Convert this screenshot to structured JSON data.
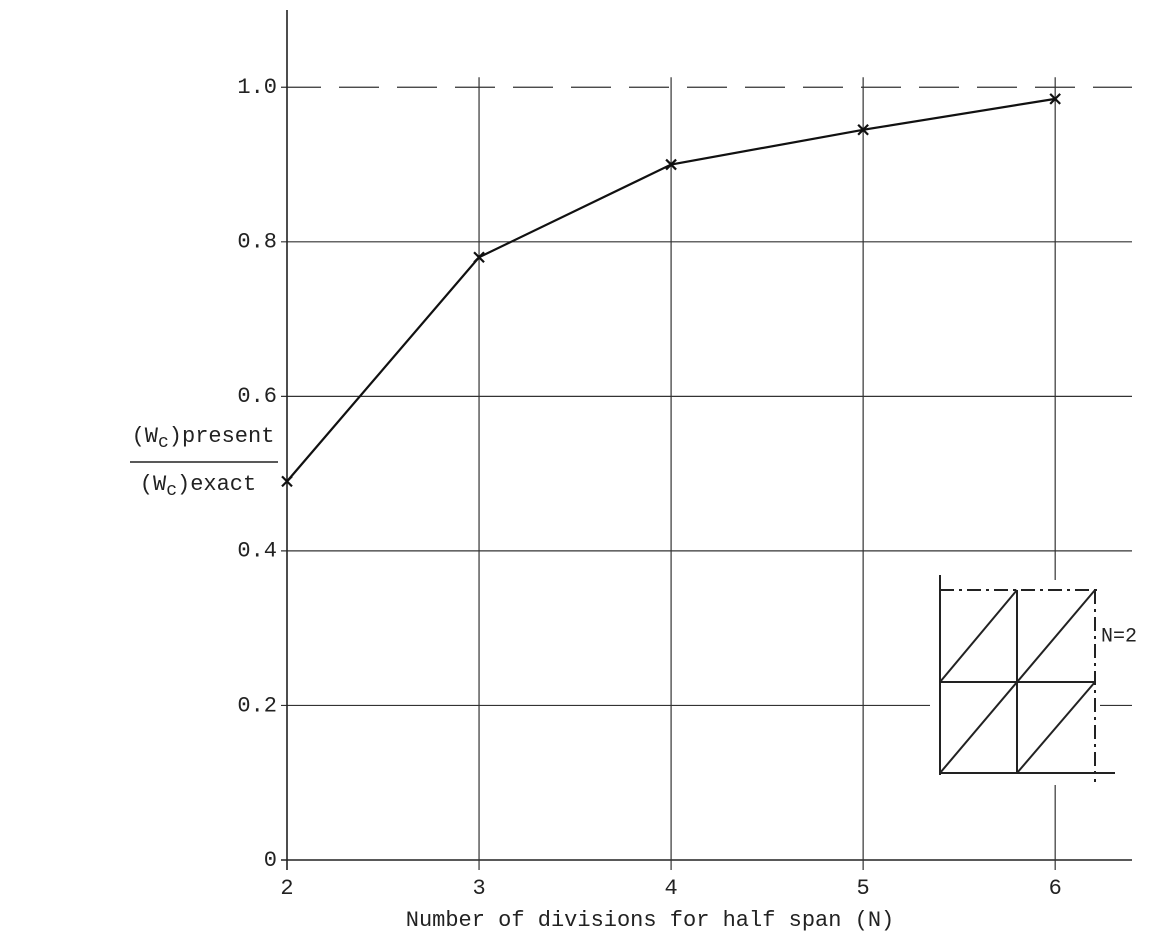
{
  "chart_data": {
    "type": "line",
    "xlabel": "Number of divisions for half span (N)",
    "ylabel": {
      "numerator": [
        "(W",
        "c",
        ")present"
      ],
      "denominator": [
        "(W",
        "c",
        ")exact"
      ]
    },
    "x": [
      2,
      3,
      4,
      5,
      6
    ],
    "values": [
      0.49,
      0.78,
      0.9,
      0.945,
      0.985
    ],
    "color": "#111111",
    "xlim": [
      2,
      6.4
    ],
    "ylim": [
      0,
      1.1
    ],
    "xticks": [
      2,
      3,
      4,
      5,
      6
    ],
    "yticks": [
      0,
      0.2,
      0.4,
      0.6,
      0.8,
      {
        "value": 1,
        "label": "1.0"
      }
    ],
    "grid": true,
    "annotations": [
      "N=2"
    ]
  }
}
======
Pictures are to be left out; repeat all the remaining data exactly.

Convert this screenshot to structured JSON data.
{
  "chart_data": {
    "type": "line",
    "xlabel": "Number of divisions for half span (N)",
    "ylabel": {
      "numerator": [
        "(W",
        "c",
        ")present"
      ],
      "denominator": [
        "(W",
        "c",
        ")exact"
      ]
    },
    "x": [
      2,
      3,
      4,
      5,
      6
    ],
    "values": [
      0.49,
      0.78,
      0.9,
      0.945,
      0.985
    ],
    "color": "#111111",
    "xlim": [
      2,
      6.4
    ],
    "ylim": [
      0,
      1.1
    ],
    "xticks": [
      2,
      3,
      4,
      5,
      6
    ],
    "yticks": [
      0,
      0.2,
      0.4,
      0.6,
      0.8,
      {
        "value": 1,
        "label": "1.0"
      }
    ],
    "grid": true,
    "annotations": [
      "N=2"
    ]
  }
}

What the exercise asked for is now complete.